**TASK DIRECTIONS:** Go through the lines below and copy each one that holds the string "turística".

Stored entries
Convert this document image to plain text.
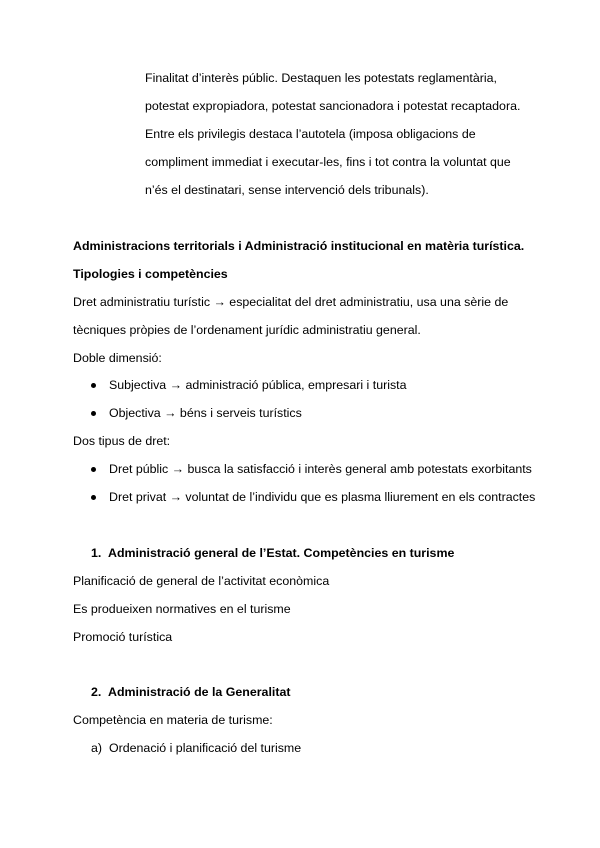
Finalitat d’interès públic. Destaquen les potestats reglamentària,
potestat expropiadora, potestat sancionadora i potestat recaptadora.
Entre els privilegis destaca l’autotela (imposa obligacions de
compliment immediat i executar-les, fins i tot contra la voluntat que
n’és el destinatari, sense intervenció dels tribunals).
Administracions territorials i Administració institucional en matèria turística.
Tipologies i competències
Dret administratiu turístic → especialitat del dret administratiu, usa una sèrie de
tècniques pròpies de l’ordenament jurídic administratiu general.
Doble dimensió:
Subjectiva → administració pública, empresari i turista
Objectiva → béns i serveis turístics
Dos tipus de dret:
Dret públic → busca la satisfacció i interès general amb potestats exorbitants
Dret privat → voluntat de l’individu que es plasma lliurement en els contractes
1. Administració general de l’Estat. Competències en turisme
Planificació de general de l’activitat econòmica
Es produeixen normatives en el turisme
Promoció turística
2. Administració de la Generalitat
Competència en materia de turisme:
a) Ordenació i planificació del turisme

**OUTPUT OF THE EXERCISE:**
Administracions territorials i Administració institucional en matèria turística.
Promoció turística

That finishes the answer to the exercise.